**DOCUMENT EXTRACT**.
I am incredibly frustrated because this is a BRAND NEW server on BRAND NEW parts. If I would have known that FreeNAS was intent on making this change, I would have chosen other parts.

I am trying to write a custom ISOLinux boot CD as a workaround, as a simple "boot this SSD only" method, and will address if I can come up with a way to properly boot. This server is in a cabinet in an isolated area, and running down to it for every reboot would kill me. I'm not having great luck at the moment, as I'm looking at 17 drive interrupts and if my brain doesn't settle down I may just burn 17 discs and see which one boots.
 

cyberjock

Inactive Account
Joined
Mar 25, 2012
Messages
19,526
I can understand your frustration, but...

1. We've made it pretty clear that AMD builds aren't exactly something to hang your hat on. Regardless of what you think, the CTO of iX has made it 100% clear that this is NOT recommended because it may or may not work today and tomorrow.

**GIVEN ENTRIES**.
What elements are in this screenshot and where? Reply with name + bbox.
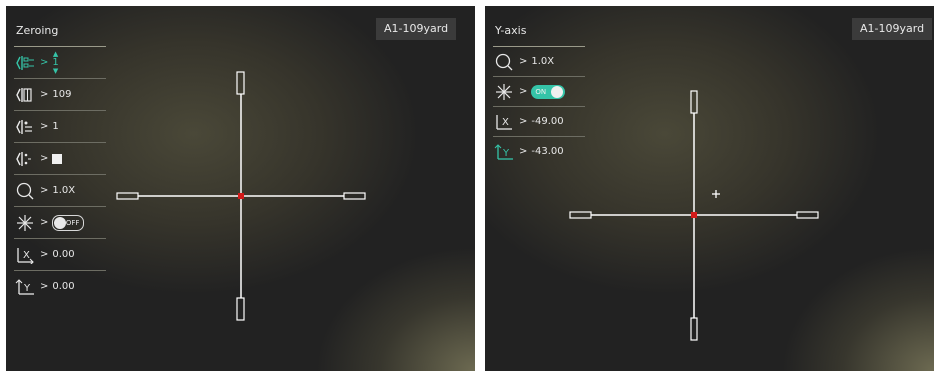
freeze-toggle[interactable]: OFF xyxy=(52,214,85,231)
toggle-knob xyxy=(551,85,564,98)
zeroing-profile-icon xyxy=(14,53,36,73)
svg-text:Y: Y xyxy=(502,148,510,159)
reticle-style-value: 1 xyxy=(52,121,59,132)
arrow-indicator: > xyxy=(40,57,49,68)
reticle-color-icon xyxy=(14,149,36,169)
x-axis-value: -49.00 xyxy=(531,116,564,127)
offset-marker xyxy=(712,190,720,198)
arrow-indicator: > xyxy=(40,121,49,132)
arrow-indicator: > xyxy=(40,89,49,100)
menu-item-zeroing-profile[interactable]: > ▲ 1 ▼ xyxy=(14,47,106,79)
menu-item-y-axis[interactable]: Y > 0.00 xyxy=(14,271,106,302)
arrow-indicator: > xyxy=(519,56,528,67)
zoom-icon xyxy=(493,52,515,72)
y-axis-icon: Y xyxy=(14,277,36,297)
profile-stepper[interactable]: ▲ 1 ▼ xyxy=(52,51,58,75)
svg-text:Y: Y xyxy=(23,283,31,294)
arrow-indicator: > xyxy=(519,146,528,157)
freeze-icon xyxy=(493,82,515,102)
profile-badge: A1-109yard xyxy=(852,18,933,40)
menu-item-freeze[interactable]: > OFF xyxy=(14,207,106,239)
menu-item-distance[interactable]: > 109 xyxy=(14,79,106,111)
y-axis-value: 0.00 xyxy=(52,281,75,292)
reticle-color-swatch xyxy=(52,153,63,164)
menu-item-zoom[interactable]: > 1.0X xyxy=(493,47,585,77)
y-axis-menu: > 1.0X > ON X > -49.00 Y > -43.00 xyxy=(493,47,585,166)
zoom-value: 1.0X xyxy=(531,56,555,67)
zoom-icon xyxy=(14,181,36,201)
y-axis-icon: Y xyxy=(493,142,515,162)
distance-value: 109 xyxy=(52,89,72,100)
arrow-indicator: > xyxy=(519,116,528,127)
menu-item-y-axis[interactable]: Y > -43.00 xyxy=(493,137,585,166)
toggle-label: OFF xyxy=(65,218,80,227)
y-axis-value: -43.00 xyxy=(531,146,564,157)
reticle-style-icon xyxy=(14,117,36,137)
screen-title: Y-axis xyxy=(495,24,527,37)
stepper-down-icon[interactable]: ▼ xyxy=(53,68,58,75)
arrow-indicator: > xyxy=(40,281,49,292)
arrow-indicator: > xyxy=(40,185,49,196)
x-axis-icon: X xyxy=(493,112,515,132)
toggle-label: ON xyxy=(535,87,547,96)
arrow-indicator: > xyxy=(519,86,528,97)
arrow-indicator: > xyxy=(40,217,49,228)
toggle-knob xyxy=(54,216,67,229)
profile-badge: A1-109yard xyxy=(376,18,457,40)
screen-title: Zeroing xyxy=(16,24,59,37)
zeroing-screen: Zeroing A1-109yard > ▲ 1 ▼ > 109 > 1 > >… xyxy=(6,6,475,371)
zoom-value: 1.0X xyxy=(52,185,76,196)
menu-item-zoom[interactable]: > 1.0X xyxy=(14,175,106,207)
svg-text:X: X xyxy=(502,117,509,128)
arrow-indicator: > xyxy=(40,249,49,260)
distance-icon xyxy=(14,85,36,105)
x-axis-value: 0.00 xyxy=(52,249,75,260)
menu-item-freeze[interactable]: > ON xyxy=(493,77,585,107)
x-axis-icon: X xyxy=(14,245,36,265)
menu-item-x-axis[interactable]: X > 0.00 xyxy=(14,239,106,271)
freeze-toggle[interactable]: ON xyxy=(531,84,566,99)
menu-item-x-axis[interactable]: X > -49.00 xyxy=(493,107,585,137)
arrow-indicator: > xyxy=(40,153,49,164)
freeze-icon xyxy=(14,213,36,233)
svg-text:X: X xyxy=(23,250,30,261)
center-dot xyxy=(691,212,697,218)
menu-item-reticle-color[interactable]: > xyxy=(14,143,106,175)
menu-item-reticle-style[interactable]: > 1 xyxy=(14,111,106,143)
zeroing-menu: > ▲ 1 ▼ > 109 > 1 > > 1.0X > OFF X > 0.0… xyxy=(14,47,106,302)
y-axis-screen: Y-axis A1-109yard > 1.0X > ON X > -49.00… xyxy=(485,6,934,371)
center-dot xyxy=(238,193,244,199)
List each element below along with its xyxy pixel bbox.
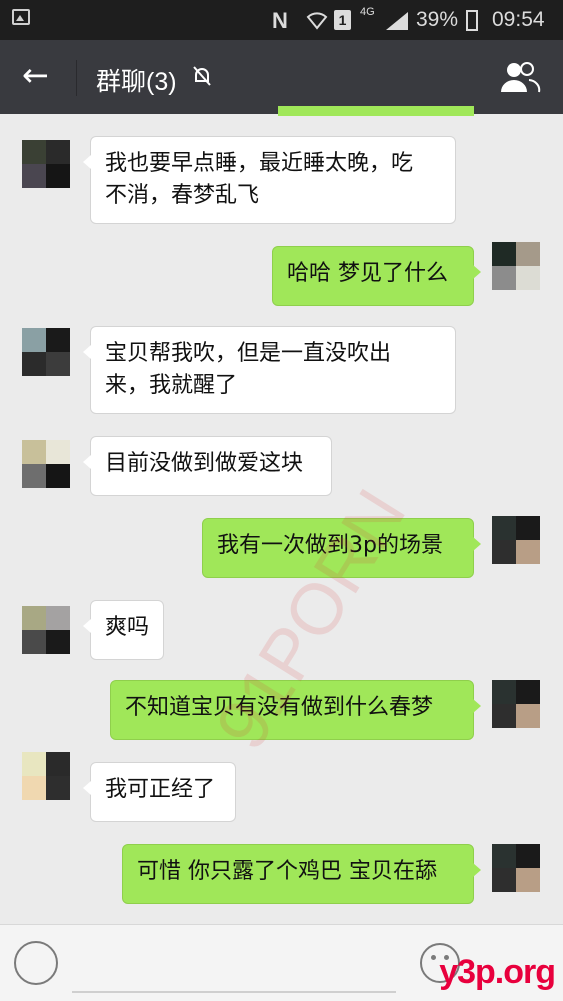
chat-header: ← 群聊(3) (0, 40, 563, 114)
corner-watermark: y3p.org (439, 953, 556, 991)
avatar[interactable] (22, 140, 70, 188)
incoming-message[interactable]: 爽吗 (83, 600, 164, 660)
outgoing-message[interactable]: 可惜 你只露了个鸡巴 宝贝在舔 (122, 844, 481, 904)
avatar[interactable] (22, 606, 70, 654)
header-divider (76, 60, 77, 96)
group-members-icon[interactable] (499, 60, 541, 94)
message-text: 不消，春梦乱飞 (105, 183, 260, 208)
outgoing-message[interactable]: 我有一次做到3p的场景 (202, 518, 481, 578)
avatar[interactable] (492, 242, 540, 290)
avatar[interactable] (22, 440, 70, 488)
network-type-label: 4G (360, 6, 375, 18)
battery-percent: 39% (416, 8, 459, 31)
incoming-message[interactable]: 我可正经了 (83, 762, 236, 822)
sim-slot-badge: 1 (334, 10, 351, 30)
incoming-message[interactable]: 目前没做到做爱这块 (83, 436, 332, 496)
message-text: 宝贝帮我吹，但是一直没吹出 (105, 341, 392, 366)
battery-icon (466, 10, 478, 31)
wifi-icon (306, 12, 328, 30)
voice-input-button[interactable] (14, 941, 58, 985)
signal-icon (386, 12, 408, 30)
chat-title: 群聊(3) (96, 68, 177, 96)
message-list[interactable]: 我也要早点睡，最近睡太晚，吃 不消，春梦乱飞 哈哈 梦见了什么 宝贝帮我吹，但是… (0, 114, 563, 924)
message-text: 爽吗 (105, 615, 150, 640)
gallery-icon (12, 9, 30, 25)
avatar[interactable] (492, 844, 540, 892)
arrow-left-icon[interactable]: ← (22, 56, 49, 94)
message-text: 来，我就醒了 (105, 373, 238, 398)
avatar[interactable] (22, 328, 70, 376)
incoming-message[interactable]: 宝贝帮我吹，但是一直没吹出 来，我就醒了 (83, 326, 456, 414)
avatar[interactable] (492, 516, 540, 564)
avatar[interactable] (22, 752, 70, 800)
bell-off-icon (193, 66, 211, 86)
message-input[interactable] (72, 941, 396, 993)
outgoing-message[interactable]: 不知道宝贝有没有做到什么春梦 (110, 680, 481, 740)
message-text: 哈哈 梦见了什么 (287, 261, 448, 286)
outgoing-message[interactable]: 哈哈 梦见了什么 (272, 246, 481, 306)
message-text: 我有一次做到3p的场景 (217, 533, 443, 558)
message-text: 可惜 你只露了个鸡巴 宝贝在舔 (137, 859, 437, 884)
avatar[interactable] (492, 680, 540, 728)
message-text: 我也要早点睡，最近睡太晚，吃 (105, 151, 414, 176)
message-text: 我可正经了 (105, 777, 216, 802)
incoming-message[interactable]: 我也要早点睡，最近睡太晚，吃 不消，春梦乱飞 (83, 136, 456, 224)
nfc-icon: N (272, 8, 288, 33)
clock: 09:54 (492, 8, 545, 31)
message-text: 目前没做到做爱这块 (105, 451, 304, 476)
message-text: 不知道宝贝有没有做到什么春梦 (125, 695, 434, 720)
status-bar: N 1 4G 39% 09:54 (0, 0, 563, 40)
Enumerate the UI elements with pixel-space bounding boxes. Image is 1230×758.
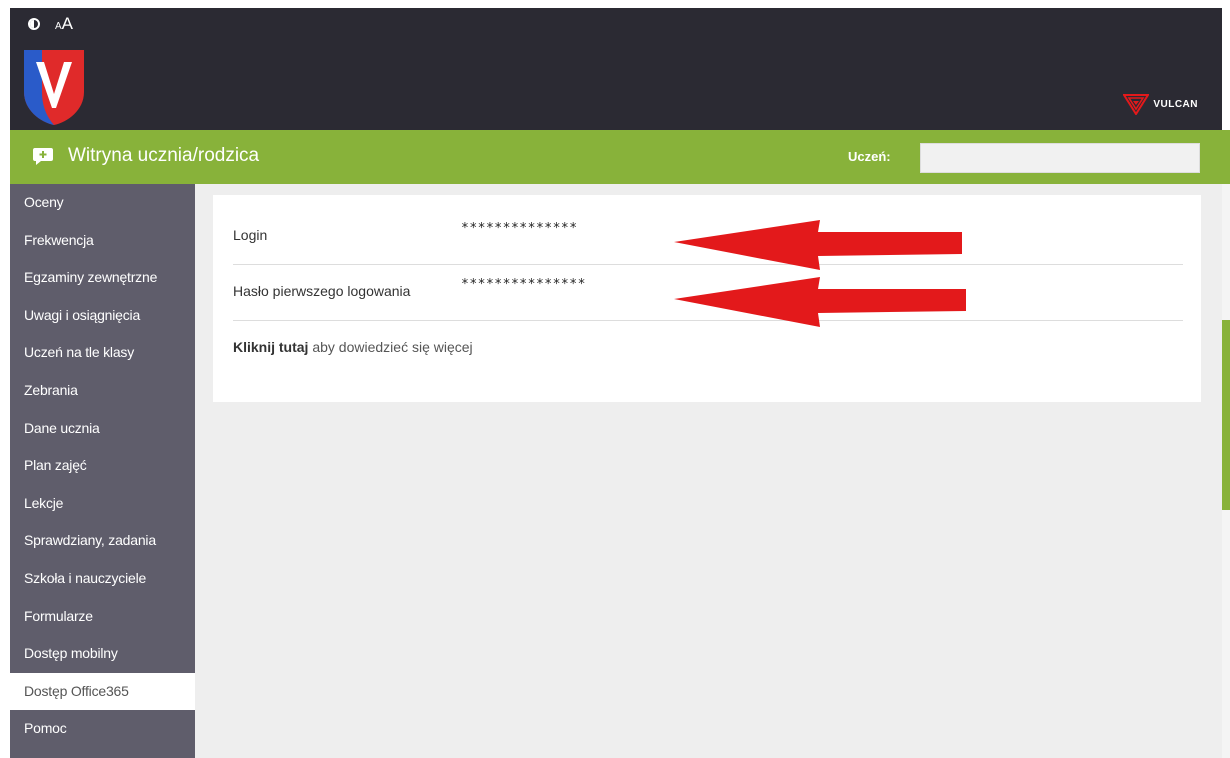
vulcan-text: VULCAN [1153,98,1198,110]
sidebar-item-dostep-office365[interactable]: Dostęp Office365 [10,672,195,711]
font-size-big: A [61,14,74,33]
sidebar-item-lekcje[interactable]: Lekcje [10,485,195,523]
password-label: Hasło pierwszego logowania [233,283,411,299]
right-accent [1222,320,1230,510]
title-bar-edge [1212,130,1230,184]
sidebar-item-sprawdziany[interactable]: Sprawdziany, zadania [10,522,195,560]
sidebar-item-uczen-na-tle-klasy[interactable]: Uczeń na tle klasy [10,334,195,372]
add-comment-icon [33,148,53,165]
school-logo-icon [24,50,84,125]
top-header: AA VULCAN [10,8,1222,130]
sidebar-item-formularze[interactable]: Formularze [10,598,195,636]
more-info: Kliknij tutaj aby dowiedzieć się więcej [233,339,473,355]
arrow-left-icon [674,277,966,327]
vulcan-logo: VULCAN [1123,93,1198,115]
arrow-left-icon [674,220,962,270]
title-bar: Witryna ucznia/rodzica Uczeń: [10,130,1222,184]
sidebar-item-szkola[interactable]: Szkoła i nauczyciele [10,560,195,598]
sidebar-item-plan-zajec[interactable]: Plan zajęć [10,447,195,485]
sidebar-item-egzaminy[interactable]: Egzaminy zewnętrzne [10,259,195,297]
password-value: *************** [461,277,586,292]
login-value: ************** [461,221,578,236]
sidebar-item-pomoc[interactable]: Pomoc [10,710,195,748]
student-label: Uczeń: [848,149,891,164]
sidebar-item-uwagi[interactable]: Uwagi i osiągnięcia [10,297,195,335]
font-size-small: A [55,21,62,32]
sidebar-item-dane-ucznia[interactable]: Dane ucznia [10,410,195,448]
more-info-link[interactable]: Kliknij tutaj [233,339,308,355]
sidebar-item-oceny[interactable]: Oceny [10,184,195,222]
annotation-strip [0,0,1230,8]
login-label: Login [233,227,268,243]
contrast-icon[interactable] [28,18,40,30]
student-select[interactable] [920,143,1200,173]
more-info-text: aby dowiedzieć się więcej [308,339,473,355]
page-title: Witryna ucznia/rodzica [68,145,260,166]
sidebar: Oceny Frekwencja Egzaminy zewnętrzne Uwa… [10,184,195,758]
page: AA VULCAN Witryna ucznia/rodzica Uczeń: … [0,0,1230,758]
sidebar-item-frekwencja[interactable]: Frekwencja [10,222,195,260]
sidebar-item-zebrania[interactable]: Zebrania [10,372,195,410]
sidebar-item-dostep-mobilny[interactable]: Dostęp mobilny [10,635,195,673]
font-size-icon[interactable]: AA [55,14,73,34]
vulcan-logo-icon [1123,94,1150,115]
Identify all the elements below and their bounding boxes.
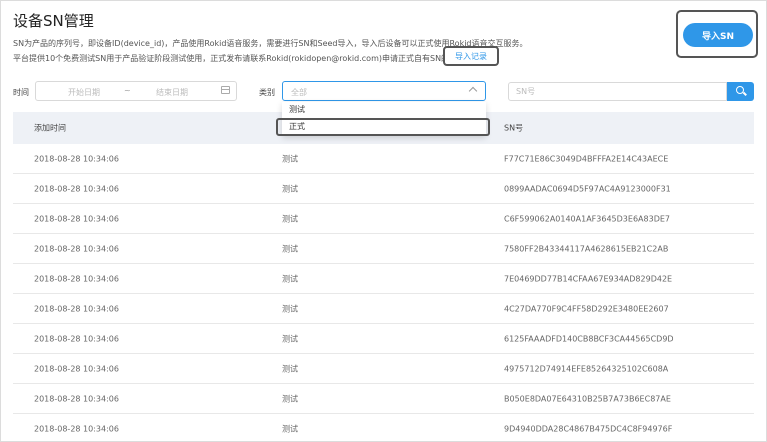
category-dropdown: 测试 正式 <box>282 102 486 136</box>
cell-category: 测试 <box>282 244 298 253</box>
page-title: 设备SN管理 <box>13 12 94 30</box>
header-sn: SN号 <box>504 123 524 133</box>
table-row: 2018-08-28 10:34:06 测试 9D4940DDA28C4867B47… <box>13 414 754 441</box>
import-sn-button[interactable]: 导入SN <box>683 23 753 47</box>
cell-category: 测试 <box>282 184 298 193</box>
cell-sn: 7E0469DD77B14CFAA67E934AD829D42E <box>504 274 673 283</box>
table-row: 2018-08-28 10:34:06 测试 0899AADAC0694D5F97A… <box>13 174 754 204</box>
date-range-picker[interactable]: 开始日期 ~ 结束日期 <box>35 81 237 101</box>
cell-sn: B050E8DA07E64310B25B7A73B6EC87AE <box>504 394 671 403</box>
end-date-placeholder: 结束日期 <box>156 88 188 97</box>
cell-sn: 4C27DA770F9C4FF58D292E3480EE2607 <box>504 304 669 313</box>
cell-sn: C6F599062A0140A1AF3645D3E6A83DE7 <box>504 214 670 223</box>
table-row: 2018-08-28 10:34:06 测试 F77C71E86C3049D4BFF… <box>13 144 754 174</box>
cell-category: 测试 <box>282 364 298 373</box>
time-label: 时间 <box>13 88 29 97</box>
cell-added-time: 2018-08-28 10:34:06 <box>34 244 119 253</box>
cell-added-time: 2018-08-28 10:34:06 <box>34 184 119 193</box>
chevron-up-icon <box>468 86 478 96</box>
cell-category: 测试 <box>282 394 298 403</box>
table-row: 2018-08-28 10:34:06 测试 7580FF2B43344117A46… <box>13 234 754 264</box>
calendar-icon <box>221 86 230 94</box>
cell-category: 测试 <box>282 154 298 163</box>
cell-sn: 6125FAAADFD140CB8BCF3CA44565CD9D <box>504 334 674 343</box>
cell-category: 测试 <box>282 274 298 283</box>
cell-sn: 7580FF2B43344117A4628615EB21C2AB <box>504 244 669 253</box>
cell-sn: F77C71E86C3049D4BFFFA2E14C43AECE <box>504 154 669 163</box>
cell-sn: 9D4940DDA28C4867B475DC4C8F94976F <box>504 424 673 433</box>
cell-added-time: 2018-08-28 10:34:06 <box>34 394 119 403</box>
cell-sn: 0899AADAC0694D5F97AC4A9123000F31 <box>504 184 671 193</box>
table-row: 2018-08-28 10:34:06 测试 B050E8DA07E64310B25… <box>13 384 754 414</box>
cell-category: 测试 <box>282 214 298 223</box>
start-date-placeholder: 开始日期 <box>68 88 100 97</box>
sn-table: 添加时间 类别 SN号 2018-08-28 10:34:06测试F77C71E… <box>13 112 754 441</box>
range-separator: ~ <box>124 86 131 95</box>
category-label: 类别 <box>259 88 275 97</box>
category-option-formal[interactable]: 正式 <box>282 119 486 135</box>
cell-category: 测试 <box>282 304 298 313</box>
table-row: 2018-08-28 10:34:06 测试 6125FAAADFD140CB8BC… <box>13 324 754 354</box>
description-line-2: 平台提供10个免费测试SN用于产品验证阶段测试使用，正式发布请联系Rokid(r… <box>13 54 474 63</box>
category-option-test[interactable]: 测试 <box>282 102 486 118</box>
table-row: 2018-08-28 10:34:06 测试 4C27DA770F9C4FF58D2… <box>13 294 754 324</box>
header-added-time: 添加时间 <box>34 123 66 133</box>
cell-added-time: 2018-08-28 10:34:06 <box>34 304 119 313</box>
import-record-link[interactable]: 导入记录 <box>443 46 499 66</box>
sn-search-input[interactable]: SN号 <box>508 82 727 101</box>
category-select-value: 全部 <box>291 88 307 97</box>
category-select[interactable]: 全部 <box>282 81 486 101</box>
cell-added-time: 2018-08-28 10:34:06 <box>34 214 119 223</box>
cell-added-time: 2018-08-28 10:34:06 <box>34 424 119 433</box>
cell-category: 测试 <box>282 424 298 433</box>
cell-added-time: 2018-08-28 10:34:06 <box>34 154 119 163</box>
table-row: 2018-08-28 10:34:06 测试 7E0469DD77B14CFAA67… <box>13 264 754 294</box>
cell-sn: 4975712D74914EFE85264325102C608A <box>504 364 669 373</box>
search-button[interactable] <box>727 82 754 101</box>
table-row: 2018-08-28 10:34:06 测试 4975712D74914EFE852… <box>13 354 754 384</box>
cell-category: 测试 <box>282 334 298 343</box>
cell-added-time: 2018-08-28 10:34:06 <box>34 334 119 343</box>
table-row: 2018-08-28 10:34:06 测试 C6F599062A0140A1AF3… <box>13 204 754 234</box>
search-icon-handle <box>743 91 747 96</box>
cell-added-time: 2018-08-28 10:34:06 <box>34 274 119 283</box>
table-body: 2018-08-28 10:34:06 测试 F77C71E86C3049D4BFF… <box>13 144 754 441</box>
cell-added-time: 2018-08-28 10:34:06 <box>34 364 119 373</box>
page-container: 设备SN管理 SN为产品的序列号，即设备ID(device_id)，产品使用Ro… <box>0 0 767 442</box>
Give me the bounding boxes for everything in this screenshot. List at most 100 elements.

**AIM OF THE EXERCISE**.
Please list each distinct word of two or more letters that the forum post writes entirely in capital letters. Answer from the forum post and nothing else.

**RESPONSE TO THIS TASK**.
BRAND, NEW, CD, SSD, AMD, CTO, NOT